> _Written task_
Locate the lines of the listing below that hold "Hubertus", then copy each of them.

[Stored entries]
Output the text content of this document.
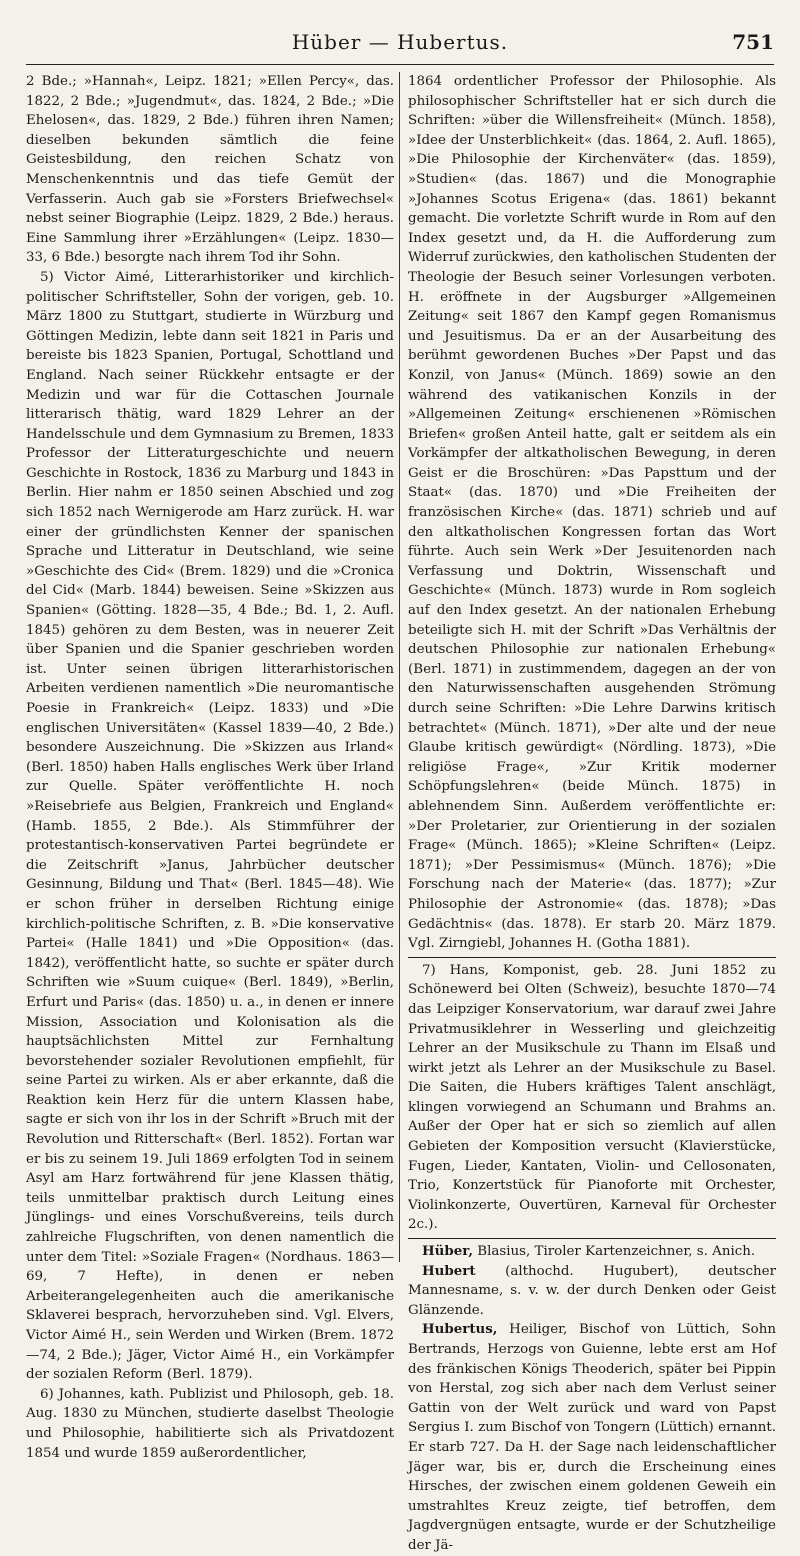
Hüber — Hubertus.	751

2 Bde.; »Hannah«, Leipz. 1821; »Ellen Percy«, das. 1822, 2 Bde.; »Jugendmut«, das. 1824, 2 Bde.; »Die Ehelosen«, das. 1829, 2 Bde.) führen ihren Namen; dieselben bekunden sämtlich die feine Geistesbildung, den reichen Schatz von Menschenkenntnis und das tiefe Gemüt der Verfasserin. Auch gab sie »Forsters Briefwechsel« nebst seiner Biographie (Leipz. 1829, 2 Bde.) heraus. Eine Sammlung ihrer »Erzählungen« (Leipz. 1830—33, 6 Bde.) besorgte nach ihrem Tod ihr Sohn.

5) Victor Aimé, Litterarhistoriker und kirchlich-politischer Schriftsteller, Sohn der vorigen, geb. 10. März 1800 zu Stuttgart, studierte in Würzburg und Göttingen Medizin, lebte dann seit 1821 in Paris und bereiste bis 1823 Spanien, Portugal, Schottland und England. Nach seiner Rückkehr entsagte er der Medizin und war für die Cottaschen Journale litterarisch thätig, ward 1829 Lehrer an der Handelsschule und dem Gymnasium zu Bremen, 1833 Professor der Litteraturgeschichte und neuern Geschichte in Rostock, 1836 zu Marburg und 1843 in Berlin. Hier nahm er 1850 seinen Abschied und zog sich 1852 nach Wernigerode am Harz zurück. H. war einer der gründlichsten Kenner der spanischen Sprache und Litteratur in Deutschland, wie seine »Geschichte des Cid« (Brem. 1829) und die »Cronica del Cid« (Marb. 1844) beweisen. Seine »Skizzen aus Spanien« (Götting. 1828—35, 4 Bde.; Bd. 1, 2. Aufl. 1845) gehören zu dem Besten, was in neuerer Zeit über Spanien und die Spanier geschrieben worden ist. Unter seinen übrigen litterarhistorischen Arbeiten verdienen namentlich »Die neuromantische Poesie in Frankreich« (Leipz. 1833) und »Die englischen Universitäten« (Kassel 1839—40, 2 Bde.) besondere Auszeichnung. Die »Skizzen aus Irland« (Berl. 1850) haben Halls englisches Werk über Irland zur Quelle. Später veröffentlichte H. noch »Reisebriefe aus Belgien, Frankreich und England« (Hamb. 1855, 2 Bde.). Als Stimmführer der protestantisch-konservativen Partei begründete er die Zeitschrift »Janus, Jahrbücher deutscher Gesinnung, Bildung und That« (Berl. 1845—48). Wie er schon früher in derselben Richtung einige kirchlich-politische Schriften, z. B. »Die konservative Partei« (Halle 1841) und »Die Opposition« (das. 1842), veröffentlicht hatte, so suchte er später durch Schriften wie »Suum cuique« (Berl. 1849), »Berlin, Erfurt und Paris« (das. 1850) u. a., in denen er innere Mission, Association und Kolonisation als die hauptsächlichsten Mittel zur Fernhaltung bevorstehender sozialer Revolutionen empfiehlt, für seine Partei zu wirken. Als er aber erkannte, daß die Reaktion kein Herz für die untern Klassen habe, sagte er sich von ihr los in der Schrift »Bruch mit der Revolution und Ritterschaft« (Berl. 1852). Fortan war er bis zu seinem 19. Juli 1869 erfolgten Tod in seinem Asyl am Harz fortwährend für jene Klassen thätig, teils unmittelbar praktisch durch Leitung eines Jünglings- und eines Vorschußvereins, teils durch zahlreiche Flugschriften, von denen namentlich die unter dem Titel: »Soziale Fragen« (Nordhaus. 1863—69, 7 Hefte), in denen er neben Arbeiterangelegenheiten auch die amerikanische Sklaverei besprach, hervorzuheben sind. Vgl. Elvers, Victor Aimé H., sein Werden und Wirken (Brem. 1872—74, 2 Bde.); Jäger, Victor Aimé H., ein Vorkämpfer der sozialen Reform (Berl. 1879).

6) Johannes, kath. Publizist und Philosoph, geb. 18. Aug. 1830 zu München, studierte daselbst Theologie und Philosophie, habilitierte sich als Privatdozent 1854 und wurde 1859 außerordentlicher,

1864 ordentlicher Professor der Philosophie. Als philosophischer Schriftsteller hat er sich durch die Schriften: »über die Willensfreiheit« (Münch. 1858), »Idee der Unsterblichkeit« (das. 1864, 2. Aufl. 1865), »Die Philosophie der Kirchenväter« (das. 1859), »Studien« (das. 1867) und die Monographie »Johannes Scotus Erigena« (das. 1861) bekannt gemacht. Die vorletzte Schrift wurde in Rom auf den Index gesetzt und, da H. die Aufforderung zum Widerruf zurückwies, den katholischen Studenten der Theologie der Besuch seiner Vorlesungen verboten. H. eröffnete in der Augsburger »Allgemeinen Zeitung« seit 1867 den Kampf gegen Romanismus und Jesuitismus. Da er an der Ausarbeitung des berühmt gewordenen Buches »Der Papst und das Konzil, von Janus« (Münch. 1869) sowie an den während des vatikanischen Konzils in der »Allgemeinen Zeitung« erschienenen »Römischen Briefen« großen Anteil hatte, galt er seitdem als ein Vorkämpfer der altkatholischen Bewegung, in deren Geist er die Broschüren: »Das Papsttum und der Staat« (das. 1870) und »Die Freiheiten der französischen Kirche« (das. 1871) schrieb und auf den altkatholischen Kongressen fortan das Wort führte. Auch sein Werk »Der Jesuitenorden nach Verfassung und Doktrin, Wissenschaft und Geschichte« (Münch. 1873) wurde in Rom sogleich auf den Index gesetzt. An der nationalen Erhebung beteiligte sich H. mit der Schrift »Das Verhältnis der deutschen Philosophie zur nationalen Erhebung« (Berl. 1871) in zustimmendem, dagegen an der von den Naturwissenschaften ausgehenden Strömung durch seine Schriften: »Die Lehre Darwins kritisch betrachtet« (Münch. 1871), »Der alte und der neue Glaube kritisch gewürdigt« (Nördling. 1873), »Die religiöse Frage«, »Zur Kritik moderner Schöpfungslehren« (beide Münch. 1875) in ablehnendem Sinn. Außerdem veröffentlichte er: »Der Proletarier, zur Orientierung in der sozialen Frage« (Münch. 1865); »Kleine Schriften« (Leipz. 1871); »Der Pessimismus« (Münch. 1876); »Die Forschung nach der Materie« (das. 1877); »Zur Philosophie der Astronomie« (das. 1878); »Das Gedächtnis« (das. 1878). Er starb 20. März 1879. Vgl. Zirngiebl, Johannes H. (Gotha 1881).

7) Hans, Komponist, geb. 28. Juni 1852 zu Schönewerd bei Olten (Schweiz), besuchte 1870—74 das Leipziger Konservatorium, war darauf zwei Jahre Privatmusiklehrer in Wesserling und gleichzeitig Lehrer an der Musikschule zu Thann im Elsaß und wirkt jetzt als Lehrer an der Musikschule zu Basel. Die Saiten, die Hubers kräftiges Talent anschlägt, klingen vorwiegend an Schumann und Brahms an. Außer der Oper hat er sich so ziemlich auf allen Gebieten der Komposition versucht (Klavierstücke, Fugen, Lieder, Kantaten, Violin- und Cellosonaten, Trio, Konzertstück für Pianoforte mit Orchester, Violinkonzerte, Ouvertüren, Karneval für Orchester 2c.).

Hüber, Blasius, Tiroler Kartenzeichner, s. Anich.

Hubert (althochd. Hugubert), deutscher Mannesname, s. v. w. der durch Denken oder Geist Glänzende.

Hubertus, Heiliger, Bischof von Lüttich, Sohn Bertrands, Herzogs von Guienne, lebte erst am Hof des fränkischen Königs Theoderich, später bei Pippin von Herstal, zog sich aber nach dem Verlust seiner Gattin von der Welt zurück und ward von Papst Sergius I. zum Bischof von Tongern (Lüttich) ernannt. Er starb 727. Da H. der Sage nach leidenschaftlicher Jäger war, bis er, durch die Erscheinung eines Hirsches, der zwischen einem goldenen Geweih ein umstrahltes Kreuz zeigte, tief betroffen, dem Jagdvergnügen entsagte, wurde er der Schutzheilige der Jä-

> _Correct result_
Hüber — Hubertus.	751
Hubertus, Heiliger, Bischof von Lüttich, Sohn Bertrands, Herzogs von Guienne, lebte erst am Hof des fränkischen Königs Theoderich, später bei Pippin von Herstal, zog sich aber nach dem Verlust seiner Gattin von der Welt zurück und ward von Papst Sergius I. zum Bischof von Tongern (Lüttich) ernannt. Er starb 727. Da H. der Sage nach leidenschaftlicher Jäger war, bis er, durch die Erscheinung eines Hirsches, der zwischen einem goldenen Geweih ein umstrahltes Kreuz zeigte, tief betroffen, dem Jagdvergnügen entsagte, wurde er der Schutzheilige der Jä-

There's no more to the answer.